◆ Given exercise ◆
Track down every line below that holds "perchance" and copy it.

--------

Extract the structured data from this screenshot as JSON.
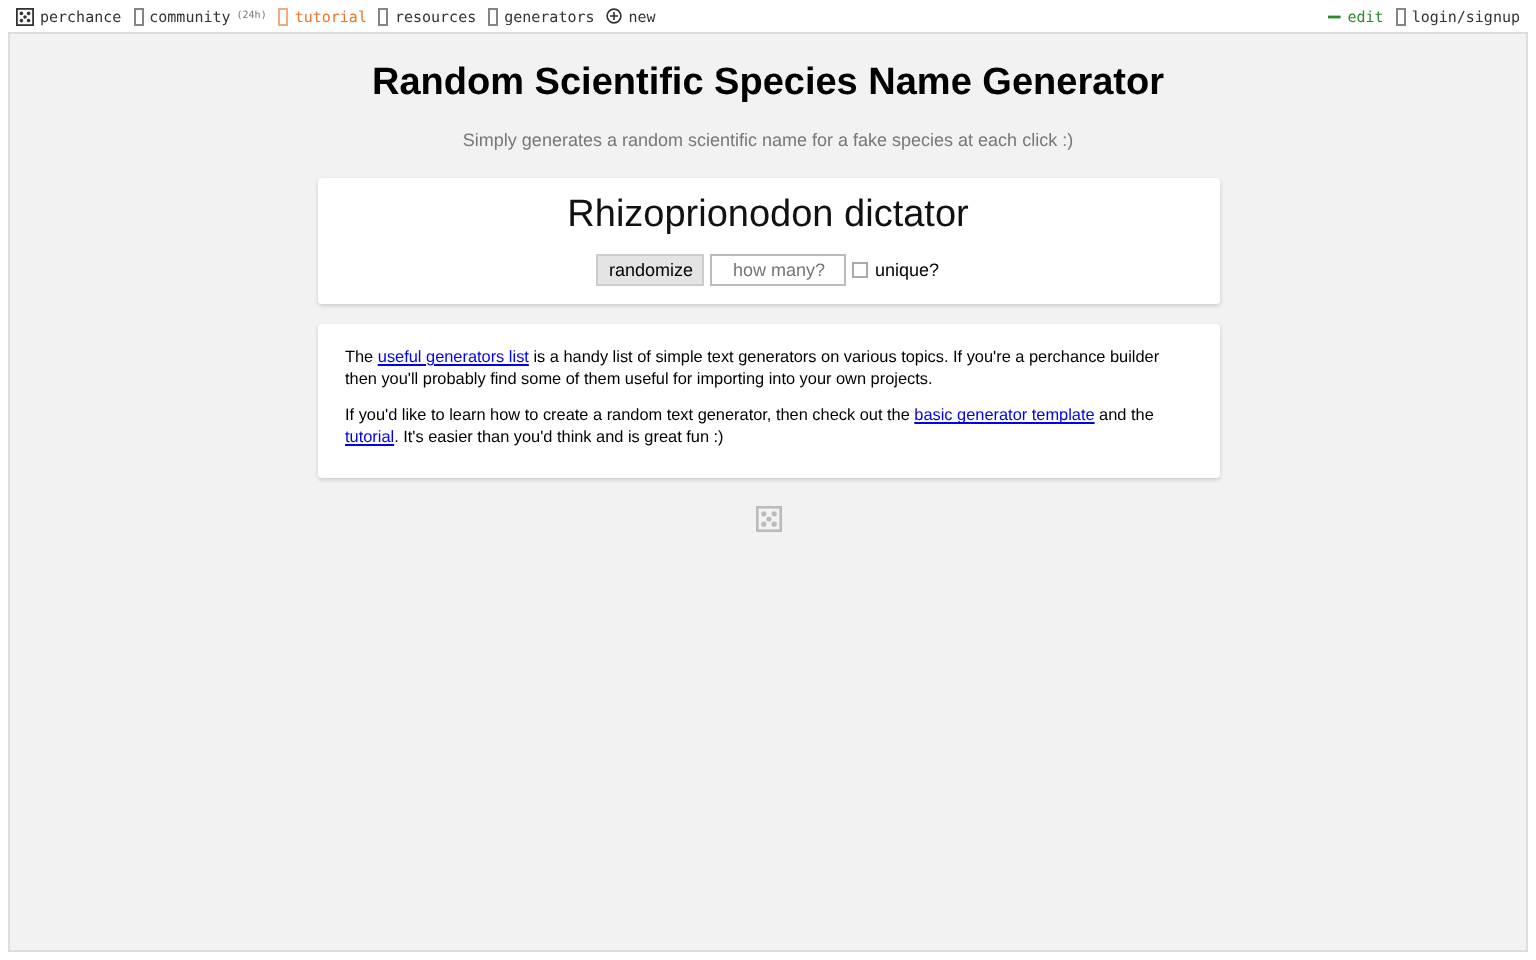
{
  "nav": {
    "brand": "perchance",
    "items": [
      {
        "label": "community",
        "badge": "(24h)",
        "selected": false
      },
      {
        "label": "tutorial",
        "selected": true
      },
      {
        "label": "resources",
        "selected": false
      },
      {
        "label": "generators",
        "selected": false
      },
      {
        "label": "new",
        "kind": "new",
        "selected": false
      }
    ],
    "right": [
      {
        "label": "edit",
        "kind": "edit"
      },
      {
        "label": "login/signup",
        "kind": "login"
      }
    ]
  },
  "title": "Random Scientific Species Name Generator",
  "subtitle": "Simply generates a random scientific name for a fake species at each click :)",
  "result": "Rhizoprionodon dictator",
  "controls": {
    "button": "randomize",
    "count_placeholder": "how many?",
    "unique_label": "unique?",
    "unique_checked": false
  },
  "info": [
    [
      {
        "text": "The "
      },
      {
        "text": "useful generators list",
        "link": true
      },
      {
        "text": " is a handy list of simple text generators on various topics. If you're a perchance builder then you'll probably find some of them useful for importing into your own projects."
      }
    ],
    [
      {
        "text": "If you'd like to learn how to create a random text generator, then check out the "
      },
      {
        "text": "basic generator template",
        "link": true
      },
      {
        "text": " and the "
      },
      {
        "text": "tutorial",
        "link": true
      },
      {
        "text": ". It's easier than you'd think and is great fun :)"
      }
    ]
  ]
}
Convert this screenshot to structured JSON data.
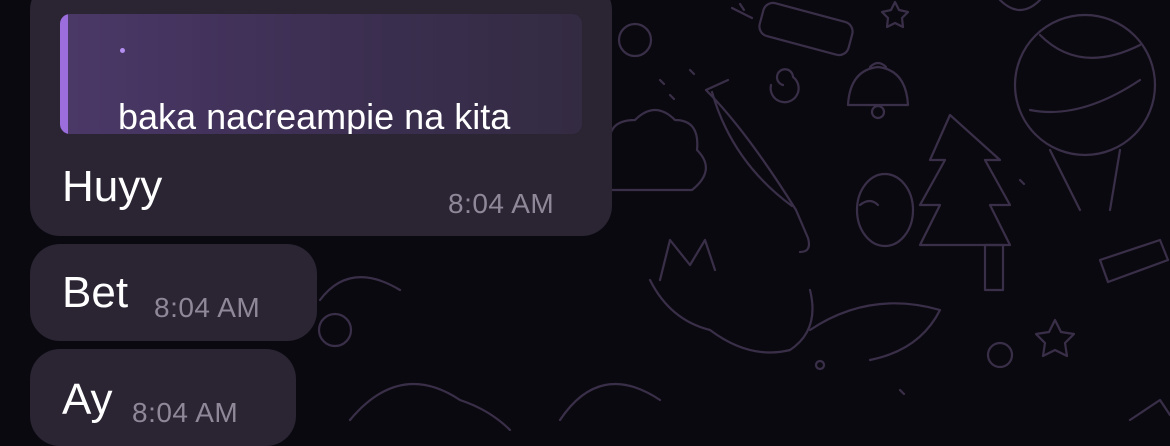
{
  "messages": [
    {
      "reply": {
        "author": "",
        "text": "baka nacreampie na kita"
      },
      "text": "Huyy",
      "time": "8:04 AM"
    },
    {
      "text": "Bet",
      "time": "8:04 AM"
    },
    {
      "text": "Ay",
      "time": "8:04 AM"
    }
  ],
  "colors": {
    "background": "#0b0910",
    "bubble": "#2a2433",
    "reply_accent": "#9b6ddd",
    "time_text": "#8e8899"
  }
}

--------

◆ Answer for the task ◆
    "brand": "perchance",
        "text": " is a handy list of simple text generators on various topics. If you're a perchance builder then you'll probably find some of them useful for importing into your own projects."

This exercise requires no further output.